■ **What to produce**: Scan the material below for the string "JSON", and copy every line where it shows up.

Items from a figure collection:
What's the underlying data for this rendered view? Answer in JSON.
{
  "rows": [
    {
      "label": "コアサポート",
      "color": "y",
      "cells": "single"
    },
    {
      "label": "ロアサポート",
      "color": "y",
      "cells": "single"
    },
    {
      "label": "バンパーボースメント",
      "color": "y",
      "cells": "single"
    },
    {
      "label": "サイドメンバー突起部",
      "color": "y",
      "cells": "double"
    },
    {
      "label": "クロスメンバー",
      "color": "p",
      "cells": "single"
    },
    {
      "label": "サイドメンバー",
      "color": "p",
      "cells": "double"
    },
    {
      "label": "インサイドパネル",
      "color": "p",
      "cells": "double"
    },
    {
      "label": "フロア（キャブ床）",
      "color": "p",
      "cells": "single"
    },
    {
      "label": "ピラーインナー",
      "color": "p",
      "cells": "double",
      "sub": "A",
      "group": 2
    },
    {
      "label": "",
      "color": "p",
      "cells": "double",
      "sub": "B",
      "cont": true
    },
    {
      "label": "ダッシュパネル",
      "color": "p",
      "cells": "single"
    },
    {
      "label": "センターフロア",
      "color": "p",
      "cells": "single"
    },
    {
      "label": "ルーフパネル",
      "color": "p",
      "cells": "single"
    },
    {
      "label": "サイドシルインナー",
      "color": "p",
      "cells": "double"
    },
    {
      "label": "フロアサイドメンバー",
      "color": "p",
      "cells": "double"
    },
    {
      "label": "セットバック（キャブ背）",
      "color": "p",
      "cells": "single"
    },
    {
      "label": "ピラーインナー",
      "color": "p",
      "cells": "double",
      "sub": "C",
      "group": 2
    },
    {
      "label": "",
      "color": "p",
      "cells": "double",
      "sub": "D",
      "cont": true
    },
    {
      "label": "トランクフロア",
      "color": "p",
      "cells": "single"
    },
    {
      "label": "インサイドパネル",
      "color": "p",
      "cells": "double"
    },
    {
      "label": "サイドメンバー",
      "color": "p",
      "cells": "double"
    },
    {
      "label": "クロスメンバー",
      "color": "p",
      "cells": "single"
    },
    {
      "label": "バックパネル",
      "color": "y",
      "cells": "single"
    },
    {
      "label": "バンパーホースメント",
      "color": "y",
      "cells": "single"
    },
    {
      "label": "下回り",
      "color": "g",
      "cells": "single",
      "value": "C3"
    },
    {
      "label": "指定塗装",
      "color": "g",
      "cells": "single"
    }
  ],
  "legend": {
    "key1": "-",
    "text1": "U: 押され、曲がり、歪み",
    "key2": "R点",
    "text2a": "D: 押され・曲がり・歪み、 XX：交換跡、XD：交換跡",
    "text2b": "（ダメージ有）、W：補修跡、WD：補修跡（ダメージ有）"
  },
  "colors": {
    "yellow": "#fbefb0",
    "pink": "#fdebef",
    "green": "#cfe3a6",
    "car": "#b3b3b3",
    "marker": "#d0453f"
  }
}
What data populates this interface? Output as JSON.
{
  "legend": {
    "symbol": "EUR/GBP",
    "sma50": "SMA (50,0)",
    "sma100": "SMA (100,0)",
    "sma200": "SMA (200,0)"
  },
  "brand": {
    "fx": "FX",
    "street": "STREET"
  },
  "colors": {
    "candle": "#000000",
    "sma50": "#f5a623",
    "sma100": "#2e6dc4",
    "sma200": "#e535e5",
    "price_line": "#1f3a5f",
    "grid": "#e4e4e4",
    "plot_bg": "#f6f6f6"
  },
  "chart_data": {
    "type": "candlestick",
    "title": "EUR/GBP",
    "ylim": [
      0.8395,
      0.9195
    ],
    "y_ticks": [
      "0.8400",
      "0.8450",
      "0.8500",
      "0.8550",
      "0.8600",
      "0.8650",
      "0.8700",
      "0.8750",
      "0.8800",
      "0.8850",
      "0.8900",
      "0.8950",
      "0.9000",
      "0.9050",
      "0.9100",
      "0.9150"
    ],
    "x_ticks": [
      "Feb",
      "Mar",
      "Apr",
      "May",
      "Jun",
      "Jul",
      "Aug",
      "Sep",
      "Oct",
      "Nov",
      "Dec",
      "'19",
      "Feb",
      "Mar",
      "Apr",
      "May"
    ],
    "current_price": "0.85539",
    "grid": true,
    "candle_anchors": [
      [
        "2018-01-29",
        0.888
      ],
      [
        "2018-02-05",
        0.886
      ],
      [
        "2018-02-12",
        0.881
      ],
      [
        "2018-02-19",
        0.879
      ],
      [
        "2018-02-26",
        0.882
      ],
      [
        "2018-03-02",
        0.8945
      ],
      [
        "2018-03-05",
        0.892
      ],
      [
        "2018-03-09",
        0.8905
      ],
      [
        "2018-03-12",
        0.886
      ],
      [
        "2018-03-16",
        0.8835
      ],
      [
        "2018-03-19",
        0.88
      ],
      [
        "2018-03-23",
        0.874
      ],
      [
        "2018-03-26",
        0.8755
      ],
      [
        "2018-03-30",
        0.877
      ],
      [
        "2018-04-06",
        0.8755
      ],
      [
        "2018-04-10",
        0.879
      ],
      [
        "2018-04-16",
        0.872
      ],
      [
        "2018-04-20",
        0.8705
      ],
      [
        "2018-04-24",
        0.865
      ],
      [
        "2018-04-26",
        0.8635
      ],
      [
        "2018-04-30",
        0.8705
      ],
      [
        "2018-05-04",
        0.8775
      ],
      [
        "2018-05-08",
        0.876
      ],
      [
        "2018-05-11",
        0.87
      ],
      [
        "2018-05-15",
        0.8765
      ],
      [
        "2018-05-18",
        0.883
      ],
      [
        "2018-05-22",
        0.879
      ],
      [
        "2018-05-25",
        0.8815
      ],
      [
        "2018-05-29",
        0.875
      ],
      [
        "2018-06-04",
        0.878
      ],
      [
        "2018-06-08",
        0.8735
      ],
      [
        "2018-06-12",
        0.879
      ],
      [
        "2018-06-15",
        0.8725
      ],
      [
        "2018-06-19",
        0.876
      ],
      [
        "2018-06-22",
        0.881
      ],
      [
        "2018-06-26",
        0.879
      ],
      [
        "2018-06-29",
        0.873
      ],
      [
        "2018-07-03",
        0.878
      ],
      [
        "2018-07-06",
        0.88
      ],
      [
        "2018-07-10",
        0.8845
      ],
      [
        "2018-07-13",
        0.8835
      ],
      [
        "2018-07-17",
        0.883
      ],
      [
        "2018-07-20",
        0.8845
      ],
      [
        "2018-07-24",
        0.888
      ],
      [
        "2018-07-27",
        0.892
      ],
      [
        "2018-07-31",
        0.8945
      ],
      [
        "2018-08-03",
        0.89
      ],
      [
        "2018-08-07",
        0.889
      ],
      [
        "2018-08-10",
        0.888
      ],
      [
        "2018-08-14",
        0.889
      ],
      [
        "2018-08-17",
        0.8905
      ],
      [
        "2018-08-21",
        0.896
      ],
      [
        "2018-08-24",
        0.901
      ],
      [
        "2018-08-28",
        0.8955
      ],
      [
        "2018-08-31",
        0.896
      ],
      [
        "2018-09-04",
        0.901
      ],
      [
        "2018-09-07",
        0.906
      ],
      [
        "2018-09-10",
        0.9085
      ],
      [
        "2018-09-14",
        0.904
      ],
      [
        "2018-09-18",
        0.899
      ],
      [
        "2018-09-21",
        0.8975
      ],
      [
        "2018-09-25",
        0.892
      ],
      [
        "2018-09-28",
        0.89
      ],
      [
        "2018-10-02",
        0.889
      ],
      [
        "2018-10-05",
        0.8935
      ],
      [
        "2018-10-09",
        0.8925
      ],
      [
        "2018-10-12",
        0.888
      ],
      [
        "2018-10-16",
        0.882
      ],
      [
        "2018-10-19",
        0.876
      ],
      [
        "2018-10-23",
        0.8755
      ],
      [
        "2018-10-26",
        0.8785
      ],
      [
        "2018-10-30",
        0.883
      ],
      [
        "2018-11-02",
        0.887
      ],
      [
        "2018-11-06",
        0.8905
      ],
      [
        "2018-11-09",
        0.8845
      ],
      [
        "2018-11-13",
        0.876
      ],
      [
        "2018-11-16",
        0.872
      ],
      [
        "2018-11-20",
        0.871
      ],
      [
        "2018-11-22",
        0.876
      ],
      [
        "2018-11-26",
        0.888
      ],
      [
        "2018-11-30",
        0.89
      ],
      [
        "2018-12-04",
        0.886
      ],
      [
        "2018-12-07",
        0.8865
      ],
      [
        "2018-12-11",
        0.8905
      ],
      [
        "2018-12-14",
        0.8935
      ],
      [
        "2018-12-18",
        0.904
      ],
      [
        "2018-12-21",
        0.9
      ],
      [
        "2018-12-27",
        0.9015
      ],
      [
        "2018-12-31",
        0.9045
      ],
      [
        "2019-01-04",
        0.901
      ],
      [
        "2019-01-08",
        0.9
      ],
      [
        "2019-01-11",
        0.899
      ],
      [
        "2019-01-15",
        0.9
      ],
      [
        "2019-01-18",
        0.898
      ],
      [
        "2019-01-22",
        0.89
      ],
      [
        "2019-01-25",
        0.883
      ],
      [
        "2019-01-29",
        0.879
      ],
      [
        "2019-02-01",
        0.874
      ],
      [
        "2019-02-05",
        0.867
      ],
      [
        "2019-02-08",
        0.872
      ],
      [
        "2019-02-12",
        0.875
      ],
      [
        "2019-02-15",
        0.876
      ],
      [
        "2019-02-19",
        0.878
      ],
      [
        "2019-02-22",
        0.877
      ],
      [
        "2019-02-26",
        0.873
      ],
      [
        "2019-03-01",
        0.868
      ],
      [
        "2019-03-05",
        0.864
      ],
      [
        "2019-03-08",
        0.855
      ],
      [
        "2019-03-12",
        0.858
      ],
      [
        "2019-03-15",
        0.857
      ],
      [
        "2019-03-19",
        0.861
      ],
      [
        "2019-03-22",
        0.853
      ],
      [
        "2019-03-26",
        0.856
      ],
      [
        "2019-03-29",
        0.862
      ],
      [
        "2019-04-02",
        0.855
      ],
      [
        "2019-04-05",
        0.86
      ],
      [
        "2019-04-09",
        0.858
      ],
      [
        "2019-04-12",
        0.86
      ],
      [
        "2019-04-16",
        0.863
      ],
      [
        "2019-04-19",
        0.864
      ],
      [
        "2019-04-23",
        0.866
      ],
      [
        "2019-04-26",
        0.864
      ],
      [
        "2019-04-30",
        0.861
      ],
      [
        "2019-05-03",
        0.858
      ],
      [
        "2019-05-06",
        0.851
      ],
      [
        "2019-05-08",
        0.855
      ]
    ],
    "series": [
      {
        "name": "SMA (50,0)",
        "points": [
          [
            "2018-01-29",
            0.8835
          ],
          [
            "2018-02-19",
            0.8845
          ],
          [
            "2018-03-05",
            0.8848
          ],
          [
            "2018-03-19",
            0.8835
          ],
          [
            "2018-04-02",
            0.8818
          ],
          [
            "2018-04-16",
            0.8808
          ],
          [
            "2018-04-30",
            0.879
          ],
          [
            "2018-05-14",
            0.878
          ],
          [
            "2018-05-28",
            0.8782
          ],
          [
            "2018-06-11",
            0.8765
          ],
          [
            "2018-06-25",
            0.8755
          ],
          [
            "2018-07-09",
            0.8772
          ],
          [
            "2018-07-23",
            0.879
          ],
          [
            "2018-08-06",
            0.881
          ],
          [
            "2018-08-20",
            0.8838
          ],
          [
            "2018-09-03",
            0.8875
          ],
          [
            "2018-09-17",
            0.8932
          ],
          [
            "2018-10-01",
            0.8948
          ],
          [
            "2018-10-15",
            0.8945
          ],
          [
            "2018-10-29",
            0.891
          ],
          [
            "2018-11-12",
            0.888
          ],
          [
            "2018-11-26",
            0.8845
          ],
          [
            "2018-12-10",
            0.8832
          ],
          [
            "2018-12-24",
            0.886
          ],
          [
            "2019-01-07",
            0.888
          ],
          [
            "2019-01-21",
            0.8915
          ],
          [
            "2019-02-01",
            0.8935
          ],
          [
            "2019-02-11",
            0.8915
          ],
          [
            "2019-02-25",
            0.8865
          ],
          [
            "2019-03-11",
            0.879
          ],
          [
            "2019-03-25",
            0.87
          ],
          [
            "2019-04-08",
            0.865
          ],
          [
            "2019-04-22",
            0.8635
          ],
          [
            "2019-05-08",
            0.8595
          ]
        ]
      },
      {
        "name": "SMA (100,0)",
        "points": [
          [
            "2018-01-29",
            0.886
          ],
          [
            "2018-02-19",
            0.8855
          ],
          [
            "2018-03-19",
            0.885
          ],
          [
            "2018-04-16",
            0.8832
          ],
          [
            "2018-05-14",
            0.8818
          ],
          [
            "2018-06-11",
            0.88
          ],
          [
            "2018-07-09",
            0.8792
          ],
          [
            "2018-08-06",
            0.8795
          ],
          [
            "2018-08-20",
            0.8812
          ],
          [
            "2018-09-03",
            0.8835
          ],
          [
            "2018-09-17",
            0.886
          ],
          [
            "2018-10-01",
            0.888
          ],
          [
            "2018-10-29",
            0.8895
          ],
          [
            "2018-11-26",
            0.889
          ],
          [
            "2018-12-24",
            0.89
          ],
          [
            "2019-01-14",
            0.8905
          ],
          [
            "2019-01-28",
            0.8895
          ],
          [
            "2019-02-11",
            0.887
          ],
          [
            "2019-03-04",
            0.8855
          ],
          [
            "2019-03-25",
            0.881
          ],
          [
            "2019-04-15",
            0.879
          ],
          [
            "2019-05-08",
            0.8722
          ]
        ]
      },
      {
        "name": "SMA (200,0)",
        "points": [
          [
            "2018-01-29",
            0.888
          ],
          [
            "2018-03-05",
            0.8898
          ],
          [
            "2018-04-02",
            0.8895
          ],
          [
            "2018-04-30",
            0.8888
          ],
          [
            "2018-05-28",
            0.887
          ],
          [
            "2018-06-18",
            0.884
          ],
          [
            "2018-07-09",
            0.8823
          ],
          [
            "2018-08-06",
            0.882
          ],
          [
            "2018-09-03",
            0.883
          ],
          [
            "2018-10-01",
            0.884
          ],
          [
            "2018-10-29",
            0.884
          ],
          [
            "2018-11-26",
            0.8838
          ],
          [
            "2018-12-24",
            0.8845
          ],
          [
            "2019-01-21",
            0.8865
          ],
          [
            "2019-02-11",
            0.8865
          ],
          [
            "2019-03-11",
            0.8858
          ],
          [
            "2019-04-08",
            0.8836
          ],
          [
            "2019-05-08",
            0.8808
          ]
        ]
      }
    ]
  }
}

■ **Solution to the exercise**:
What's the underlying data for this rendered view? Answer in JSON.
What data populates this interface? Output as JSON.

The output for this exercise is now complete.